Wherever a line holds the word "time", copy that line out.

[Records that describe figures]
---

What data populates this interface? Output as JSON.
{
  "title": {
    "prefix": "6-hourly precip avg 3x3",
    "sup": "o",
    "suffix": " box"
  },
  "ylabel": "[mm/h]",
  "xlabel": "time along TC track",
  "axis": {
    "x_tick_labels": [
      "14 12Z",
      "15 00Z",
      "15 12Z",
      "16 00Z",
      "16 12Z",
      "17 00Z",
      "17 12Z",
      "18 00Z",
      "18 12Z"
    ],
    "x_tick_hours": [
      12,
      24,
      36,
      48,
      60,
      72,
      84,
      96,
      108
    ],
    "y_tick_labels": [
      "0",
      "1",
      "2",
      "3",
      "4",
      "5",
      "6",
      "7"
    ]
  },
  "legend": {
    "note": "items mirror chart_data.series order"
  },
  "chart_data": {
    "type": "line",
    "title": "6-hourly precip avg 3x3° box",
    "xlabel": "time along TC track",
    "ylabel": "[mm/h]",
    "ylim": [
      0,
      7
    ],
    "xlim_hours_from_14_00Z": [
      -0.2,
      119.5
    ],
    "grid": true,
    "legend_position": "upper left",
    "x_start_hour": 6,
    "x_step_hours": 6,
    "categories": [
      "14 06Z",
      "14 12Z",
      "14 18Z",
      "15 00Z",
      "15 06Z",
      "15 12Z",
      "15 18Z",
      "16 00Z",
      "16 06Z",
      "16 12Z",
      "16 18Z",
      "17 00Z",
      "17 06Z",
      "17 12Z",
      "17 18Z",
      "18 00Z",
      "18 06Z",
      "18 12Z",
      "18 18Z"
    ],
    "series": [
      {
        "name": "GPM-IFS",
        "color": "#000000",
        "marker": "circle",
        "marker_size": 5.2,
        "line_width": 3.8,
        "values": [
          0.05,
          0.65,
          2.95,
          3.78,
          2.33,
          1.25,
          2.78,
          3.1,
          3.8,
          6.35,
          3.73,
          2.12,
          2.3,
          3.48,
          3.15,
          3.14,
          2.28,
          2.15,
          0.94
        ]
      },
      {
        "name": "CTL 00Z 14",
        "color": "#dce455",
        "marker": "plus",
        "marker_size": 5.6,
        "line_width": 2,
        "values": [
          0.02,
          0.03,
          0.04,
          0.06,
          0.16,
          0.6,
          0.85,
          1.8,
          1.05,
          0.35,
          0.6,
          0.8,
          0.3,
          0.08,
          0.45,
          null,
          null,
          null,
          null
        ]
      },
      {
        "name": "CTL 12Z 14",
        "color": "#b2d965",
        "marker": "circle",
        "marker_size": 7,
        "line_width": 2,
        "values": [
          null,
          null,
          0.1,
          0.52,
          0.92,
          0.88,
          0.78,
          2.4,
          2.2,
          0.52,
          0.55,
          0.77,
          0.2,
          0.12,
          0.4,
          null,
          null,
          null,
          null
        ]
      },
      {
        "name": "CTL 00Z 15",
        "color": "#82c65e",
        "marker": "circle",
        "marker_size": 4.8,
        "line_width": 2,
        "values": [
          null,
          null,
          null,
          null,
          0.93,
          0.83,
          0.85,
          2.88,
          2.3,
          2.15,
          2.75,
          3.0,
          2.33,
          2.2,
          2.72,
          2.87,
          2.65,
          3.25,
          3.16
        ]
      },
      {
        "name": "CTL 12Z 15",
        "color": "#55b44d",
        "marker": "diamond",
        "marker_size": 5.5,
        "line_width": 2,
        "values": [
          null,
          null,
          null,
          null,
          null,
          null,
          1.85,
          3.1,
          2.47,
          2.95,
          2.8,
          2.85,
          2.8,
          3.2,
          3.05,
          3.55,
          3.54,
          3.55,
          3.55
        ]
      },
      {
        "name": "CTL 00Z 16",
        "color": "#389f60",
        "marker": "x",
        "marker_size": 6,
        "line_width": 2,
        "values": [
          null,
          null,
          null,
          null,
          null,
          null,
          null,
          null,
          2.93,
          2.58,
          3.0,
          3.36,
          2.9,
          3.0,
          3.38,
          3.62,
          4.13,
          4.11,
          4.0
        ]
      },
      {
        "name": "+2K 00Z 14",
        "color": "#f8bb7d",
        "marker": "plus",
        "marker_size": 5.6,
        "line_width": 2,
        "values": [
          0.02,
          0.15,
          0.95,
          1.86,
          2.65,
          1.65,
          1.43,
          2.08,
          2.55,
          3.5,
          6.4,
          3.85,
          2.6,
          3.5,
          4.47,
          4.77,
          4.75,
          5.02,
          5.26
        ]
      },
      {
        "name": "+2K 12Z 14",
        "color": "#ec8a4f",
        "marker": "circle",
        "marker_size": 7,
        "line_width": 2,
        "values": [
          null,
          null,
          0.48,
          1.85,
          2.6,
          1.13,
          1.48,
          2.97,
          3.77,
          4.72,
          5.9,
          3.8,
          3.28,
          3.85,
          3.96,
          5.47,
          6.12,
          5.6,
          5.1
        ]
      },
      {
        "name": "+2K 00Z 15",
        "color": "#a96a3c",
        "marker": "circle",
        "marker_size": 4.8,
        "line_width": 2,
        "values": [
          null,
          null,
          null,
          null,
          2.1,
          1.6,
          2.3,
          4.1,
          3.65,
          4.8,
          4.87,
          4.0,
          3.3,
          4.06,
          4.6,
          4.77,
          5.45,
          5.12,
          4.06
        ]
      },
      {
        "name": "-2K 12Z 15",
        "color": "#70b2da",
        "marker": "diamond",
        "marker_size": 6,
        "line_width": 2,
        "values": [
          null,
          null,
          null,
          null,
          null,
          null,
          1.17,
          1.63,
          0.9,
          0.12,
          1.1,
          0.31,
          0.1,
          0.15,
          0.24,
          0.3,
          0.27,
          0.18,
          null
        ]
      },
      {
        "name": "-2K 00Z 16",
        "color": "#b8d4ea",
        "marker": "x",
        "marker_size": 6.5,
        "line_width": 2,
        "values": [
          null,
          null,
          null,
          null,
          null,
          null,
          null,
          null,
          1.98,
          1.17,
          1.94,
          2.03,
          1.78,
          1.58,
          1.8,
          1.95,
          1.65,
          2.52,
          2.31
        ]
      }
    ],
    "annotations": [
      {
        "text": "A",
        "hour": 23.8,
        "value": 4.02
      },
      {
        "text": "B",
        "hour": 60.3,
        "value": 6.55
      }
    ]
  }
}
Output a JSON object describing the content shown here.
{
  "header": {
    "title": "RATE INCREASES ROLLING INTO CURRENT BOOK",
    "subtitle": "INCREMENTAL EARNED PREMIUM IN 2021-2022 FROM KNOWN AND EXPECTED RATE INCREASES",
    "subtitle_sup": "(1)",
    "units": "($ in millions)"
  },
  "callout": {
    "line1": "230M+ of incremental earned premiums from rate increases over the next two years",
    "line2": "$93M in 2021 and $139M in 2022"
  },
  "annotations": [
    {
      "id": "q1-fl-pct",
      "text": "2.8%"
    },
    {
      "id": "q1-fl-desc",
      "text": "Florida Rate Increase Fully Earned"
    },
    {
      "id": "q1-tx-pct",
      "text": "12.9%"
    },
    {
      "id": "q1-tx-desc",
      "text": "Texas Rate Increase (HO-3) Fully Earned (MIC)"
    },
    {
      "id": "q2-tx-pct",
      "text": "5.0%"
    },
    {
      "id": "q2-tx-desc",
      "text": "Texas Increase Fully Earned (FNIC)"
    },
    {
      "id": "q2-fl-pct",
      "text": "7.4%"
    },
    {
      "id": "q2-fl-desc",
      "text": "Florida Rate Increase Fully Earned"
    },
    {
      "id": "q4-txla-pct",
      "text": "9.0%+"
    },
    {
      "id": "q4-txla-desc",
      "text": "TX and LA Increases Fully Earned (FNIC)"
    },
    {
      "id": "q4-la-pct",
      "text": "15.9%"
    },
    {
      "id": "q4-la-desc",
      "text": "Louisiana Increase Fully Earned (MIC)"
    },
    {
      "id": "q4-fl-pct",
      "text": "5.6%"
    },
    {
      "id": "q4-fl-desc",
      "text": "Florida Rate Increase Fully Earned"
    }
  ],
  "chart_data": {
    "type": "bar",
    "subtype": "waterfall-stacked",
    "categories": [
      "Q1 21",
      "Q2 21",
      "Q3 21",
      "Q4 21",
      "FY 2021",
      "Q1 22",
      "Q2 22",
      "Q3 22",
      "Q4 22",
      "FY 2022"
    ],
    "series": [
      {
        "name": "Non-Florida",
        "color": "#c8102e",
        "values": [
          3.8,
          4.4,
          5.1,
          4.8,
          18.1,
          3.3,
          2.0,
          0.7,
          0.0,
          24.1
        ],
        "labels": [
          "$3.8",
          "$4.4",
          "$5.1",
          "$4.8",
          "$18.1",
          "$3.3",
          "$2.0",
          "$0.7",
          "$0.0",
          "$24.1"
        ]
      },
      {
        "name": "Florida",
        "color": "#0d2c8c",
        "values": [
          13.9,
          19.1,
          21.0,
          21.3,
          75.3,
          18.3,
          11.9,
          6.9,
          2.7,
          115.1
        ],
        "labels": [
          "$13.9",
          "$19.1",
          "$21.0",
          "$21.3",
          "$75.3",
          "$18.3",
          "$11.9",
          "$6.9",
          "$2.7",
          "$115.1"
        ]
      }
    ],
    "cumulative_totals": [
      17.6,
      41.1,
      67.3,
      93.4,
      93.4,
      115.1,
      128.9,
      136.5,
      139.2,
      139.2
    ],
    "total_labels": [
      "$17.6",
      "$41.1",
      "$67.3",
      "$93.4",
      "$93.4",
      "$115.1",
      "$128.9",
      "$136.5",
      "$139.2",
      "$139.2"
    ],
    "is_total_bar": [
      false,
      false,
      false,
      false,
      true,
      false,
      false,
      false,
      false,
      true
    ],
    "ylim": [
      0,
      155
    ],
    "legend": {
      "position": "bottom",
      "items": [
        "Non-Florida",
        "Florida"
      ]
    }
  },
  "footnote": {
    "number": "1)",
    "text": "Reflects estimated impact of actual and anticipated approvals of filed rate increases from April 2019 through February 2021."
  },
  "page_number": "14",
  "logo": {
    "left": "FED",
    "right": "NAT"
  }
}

---

*In response:*
  "xlabel": "time along TC track",
    "xlabel": "time along TC track",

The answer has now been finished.